— START Raw records —
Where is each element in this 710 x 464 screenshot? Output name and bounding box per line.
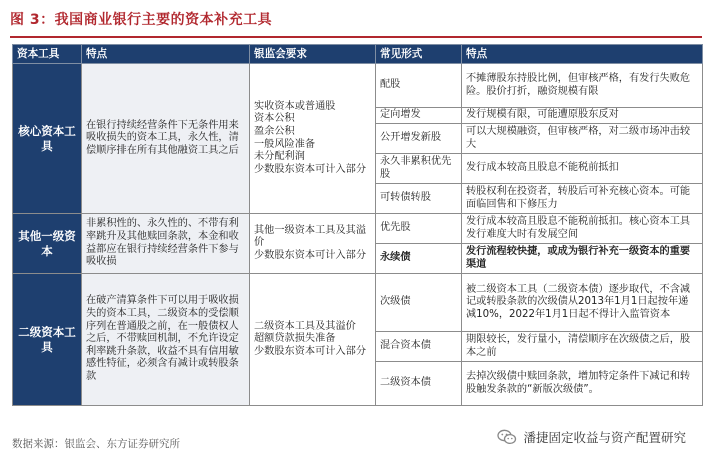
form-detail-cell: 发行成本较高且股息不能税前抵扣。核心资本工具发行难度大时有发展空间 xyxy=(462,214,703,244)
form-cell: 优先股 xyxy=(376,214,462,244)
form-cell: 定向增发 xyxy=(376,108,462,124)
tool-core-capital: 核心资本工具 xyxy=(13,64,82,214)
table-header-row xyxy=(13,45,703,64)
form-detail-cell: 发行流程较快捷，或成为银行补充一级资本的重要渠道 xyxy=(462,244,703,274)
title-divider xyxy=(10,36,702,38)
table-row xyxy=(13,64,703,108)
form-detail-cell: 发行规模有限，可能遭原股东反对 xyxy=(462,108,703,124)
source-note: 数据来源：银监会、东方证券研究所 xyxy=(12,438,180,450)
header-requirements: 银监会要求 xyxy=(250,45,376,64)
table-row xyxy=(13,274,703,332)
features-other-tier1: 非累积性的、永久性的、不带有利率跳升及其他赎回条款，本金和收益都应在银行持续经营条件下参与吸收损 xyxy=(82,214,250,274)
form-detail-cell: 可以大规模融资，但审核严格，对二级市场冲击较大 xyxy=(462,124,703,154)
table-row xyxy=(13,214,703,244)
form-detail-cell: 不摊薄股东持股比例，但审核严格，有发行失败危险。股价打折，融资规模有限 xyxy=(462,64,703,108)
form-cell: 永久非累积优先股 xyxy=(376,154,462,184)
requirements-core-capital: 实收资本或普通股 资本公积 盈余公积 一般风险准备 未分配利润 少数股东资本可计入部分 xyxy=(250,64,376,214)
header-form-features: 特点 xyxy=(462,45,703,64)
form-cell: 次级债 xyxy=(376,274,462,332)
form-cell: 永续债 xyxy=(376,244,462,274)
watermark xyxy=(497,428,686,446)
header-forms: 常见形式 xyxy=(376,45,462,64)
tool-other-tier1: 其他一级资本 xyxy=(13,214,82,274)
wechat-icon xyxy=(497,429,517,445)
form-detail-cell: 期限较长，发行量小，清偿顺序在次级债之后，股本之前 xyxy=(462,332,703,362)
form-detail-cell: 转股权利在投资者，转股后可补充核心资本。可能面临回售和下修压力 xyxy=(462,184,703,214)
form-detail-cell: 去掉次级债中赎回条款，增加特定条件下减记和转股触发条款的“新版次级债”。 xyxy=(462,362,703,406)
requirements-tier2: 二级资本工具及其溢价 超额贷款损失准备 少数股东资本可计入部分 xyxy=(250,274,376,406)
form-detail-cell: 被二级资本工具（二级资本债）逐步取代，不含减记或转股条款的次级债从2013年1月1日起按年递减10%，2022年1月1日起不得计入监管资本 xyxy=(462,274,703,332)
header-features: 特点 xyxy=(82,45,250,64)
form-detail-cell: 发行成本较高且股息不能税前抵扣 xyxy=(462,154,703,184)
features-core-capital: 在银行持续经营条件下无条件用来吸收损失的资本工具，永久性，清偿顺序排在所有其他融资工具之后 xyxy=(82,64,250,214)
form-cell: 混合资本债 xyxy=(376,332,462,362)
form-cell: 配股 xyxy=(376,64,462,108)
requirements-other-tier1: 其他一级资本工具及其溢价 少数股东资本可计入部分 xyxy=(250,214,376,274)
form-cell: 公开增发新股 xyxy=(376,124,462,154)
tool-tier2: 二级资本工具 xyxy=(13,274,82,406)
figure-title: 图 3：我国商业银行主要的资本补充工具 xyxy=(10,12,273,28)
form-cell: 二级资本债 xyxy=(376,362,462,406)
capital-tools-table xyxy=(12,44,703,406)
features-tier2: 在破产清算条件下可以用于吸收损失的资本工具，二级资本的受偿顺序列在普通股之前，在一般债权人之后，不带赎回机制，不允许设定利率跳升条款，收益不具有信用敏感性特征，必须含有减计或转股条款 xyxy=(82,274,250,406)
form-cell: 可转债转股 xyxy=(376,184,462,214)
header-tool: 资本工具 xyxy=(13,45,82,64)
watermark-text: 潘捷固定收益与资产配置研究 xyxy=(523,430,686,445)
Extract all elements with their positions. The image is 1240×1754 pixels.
— END Raw records —
— START Raw records —
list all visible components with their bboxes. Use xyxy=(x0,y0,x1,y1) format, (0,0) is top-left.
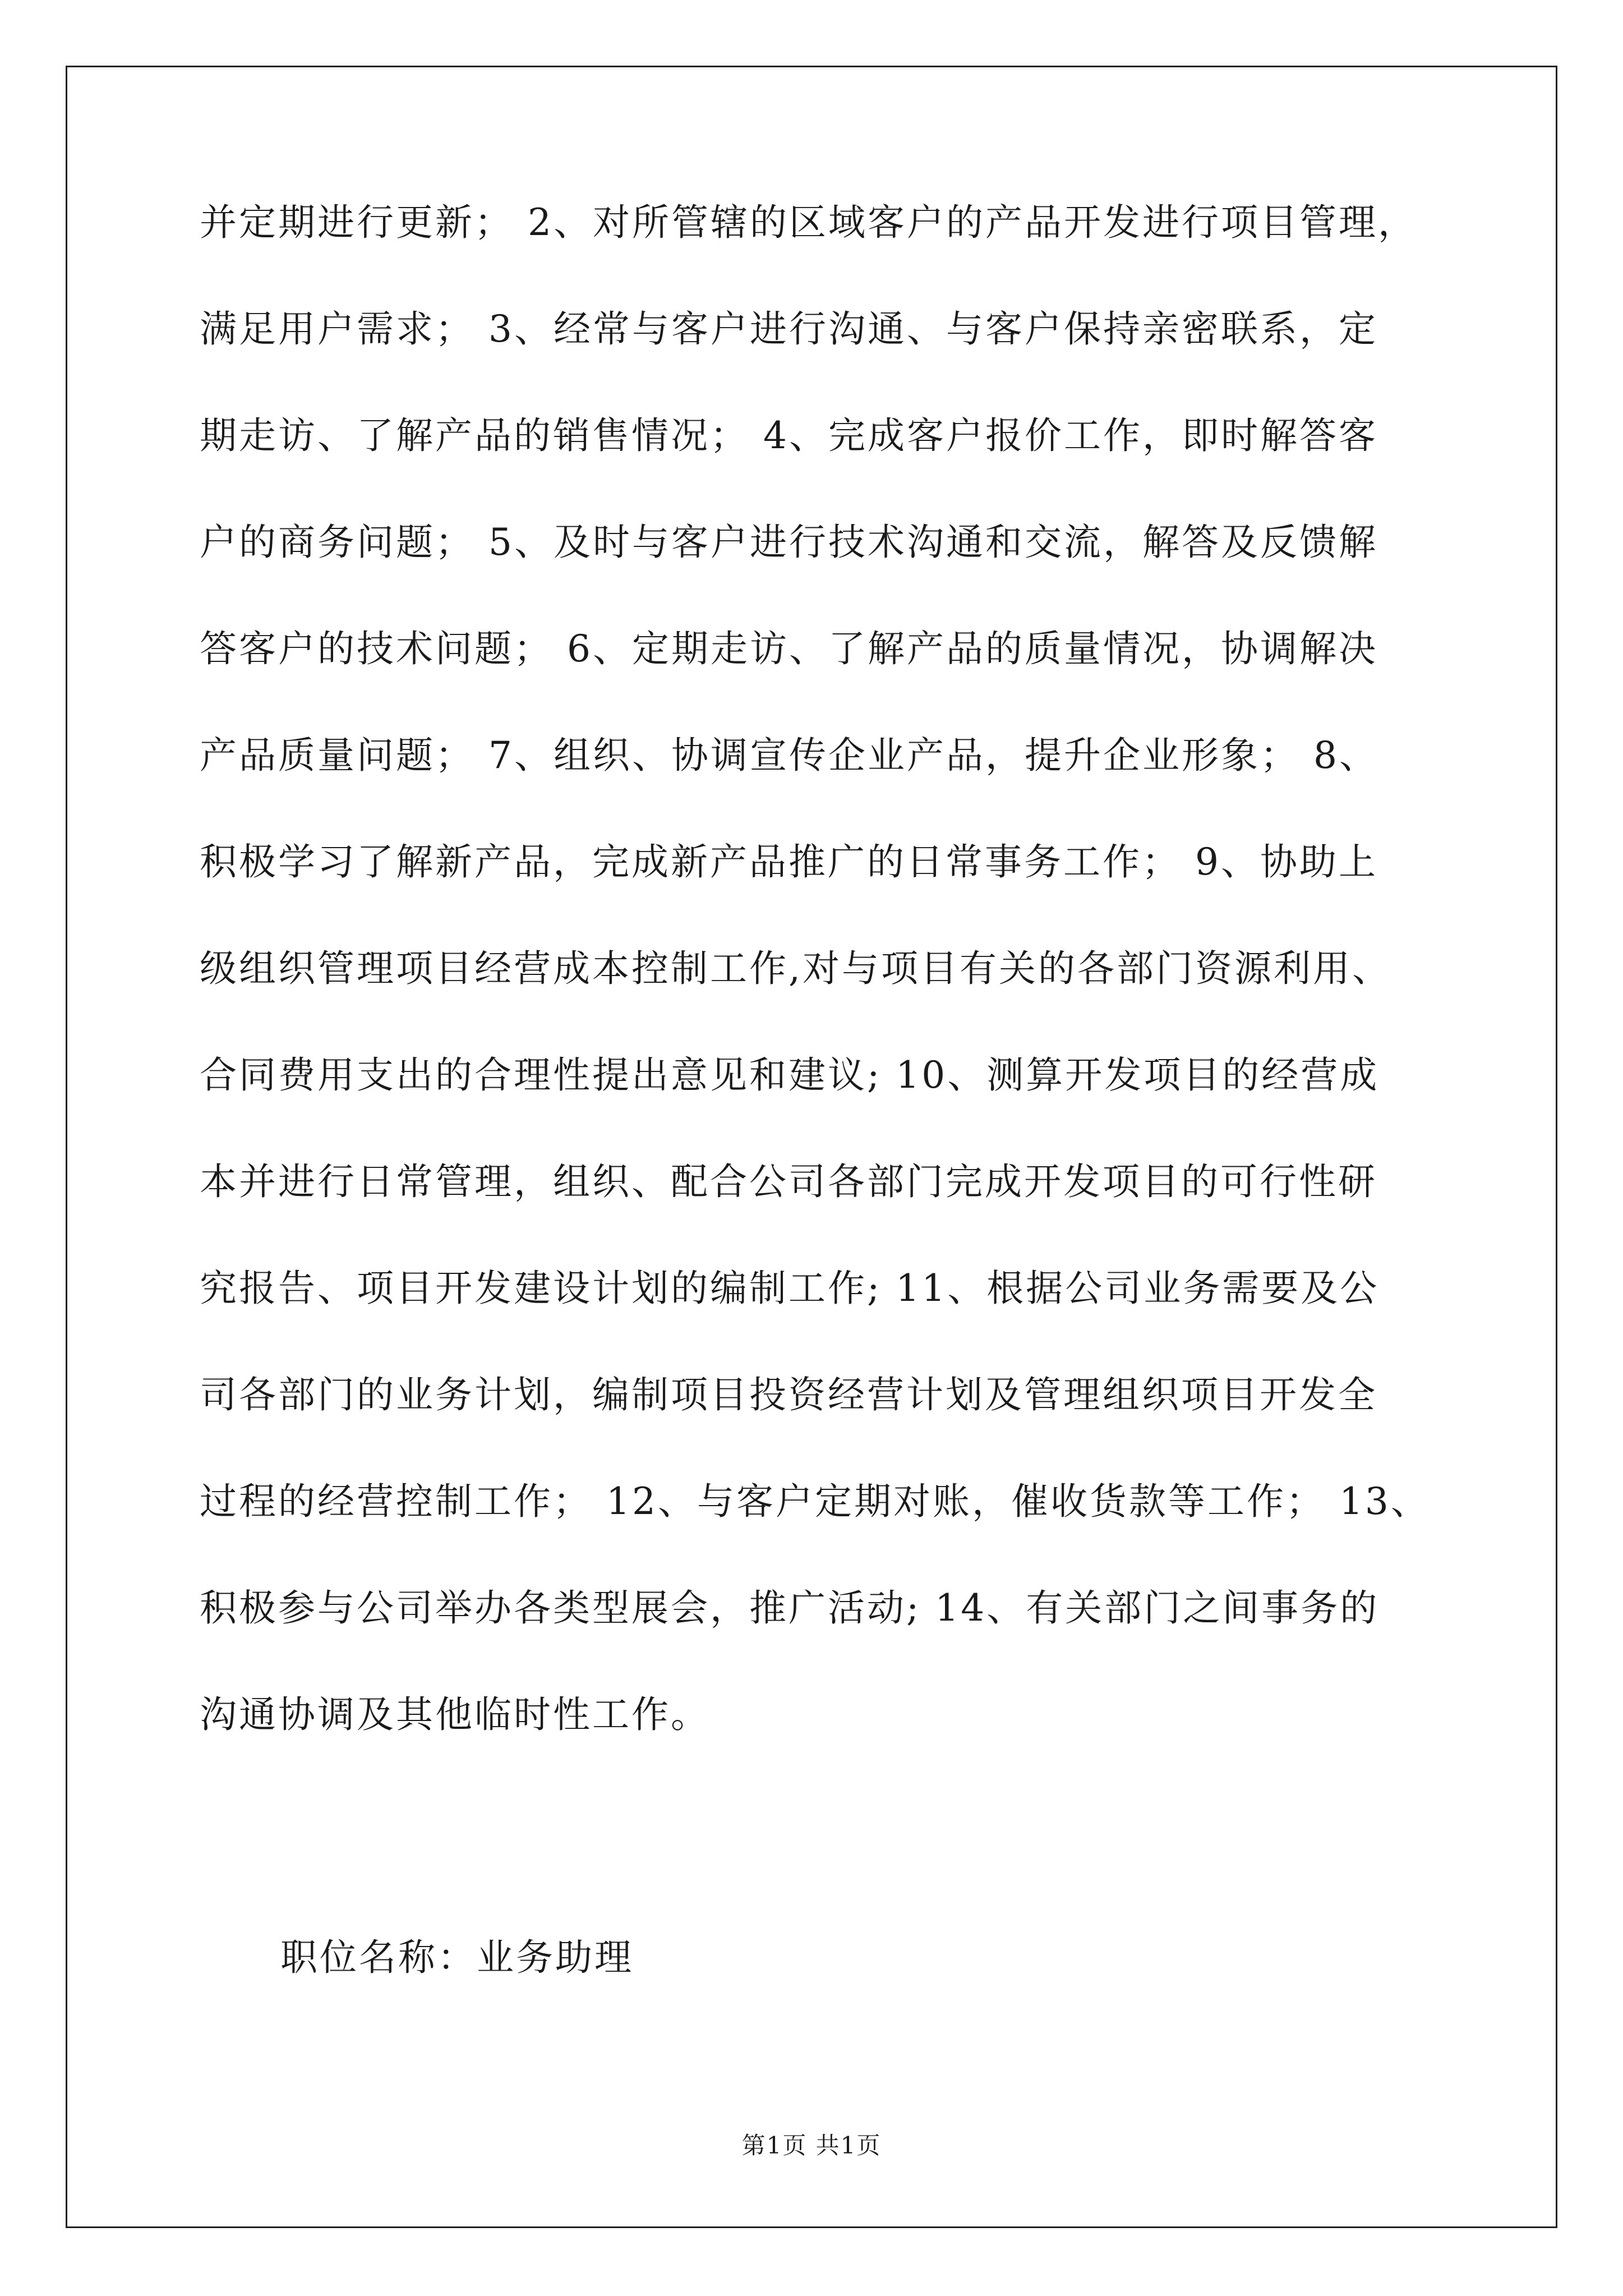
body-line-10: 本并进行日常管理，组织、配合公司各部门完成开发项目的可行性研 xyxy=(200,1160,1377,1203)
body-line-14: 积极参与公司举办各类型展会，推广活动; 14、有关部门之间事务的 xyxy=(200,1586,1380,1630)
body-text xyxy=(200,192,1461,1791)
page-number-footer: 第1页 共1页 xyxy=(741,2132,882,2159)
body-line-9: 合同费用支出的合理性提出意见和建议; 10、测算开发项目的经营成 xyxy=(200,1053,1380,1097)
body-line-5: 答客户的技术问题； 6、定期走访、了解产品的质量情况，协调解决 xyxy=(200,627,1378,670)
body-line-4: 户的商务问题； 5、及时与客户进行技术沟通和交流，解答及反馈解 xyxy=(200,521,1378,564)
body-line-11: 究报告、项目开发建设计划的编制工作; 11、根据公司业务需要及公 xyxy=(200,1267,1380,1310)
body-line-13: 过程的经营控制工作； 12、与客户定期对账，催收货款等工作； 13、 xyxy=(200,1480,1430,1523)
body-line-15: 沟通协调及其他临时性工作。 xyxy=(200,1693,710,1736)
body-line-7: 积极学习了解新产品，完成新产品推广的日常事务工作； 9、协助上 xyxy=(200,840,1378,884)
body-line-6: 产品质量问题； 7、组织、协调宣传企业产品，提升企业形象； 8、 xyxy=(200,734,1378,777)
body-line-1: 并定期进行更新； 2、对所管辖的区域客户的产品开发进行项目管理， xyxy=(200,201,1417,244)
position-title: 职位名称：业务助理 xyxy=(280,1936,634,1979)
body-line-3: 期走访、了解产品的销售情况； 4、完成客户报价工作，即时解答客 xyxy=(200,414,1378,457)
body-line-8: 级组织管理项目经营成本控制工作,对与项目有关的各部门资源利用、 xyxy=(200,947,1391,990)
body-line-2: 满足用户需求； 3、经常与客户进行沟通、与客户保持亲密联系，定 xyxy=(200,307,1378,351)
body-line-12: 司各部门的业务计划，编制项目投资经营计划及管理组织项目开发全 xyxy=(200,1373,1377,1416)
— END Raw records —
● **Stated task**: Please count the rows above that contain the string "title" and reply with the number alone.

● **Output of the exercise**: 3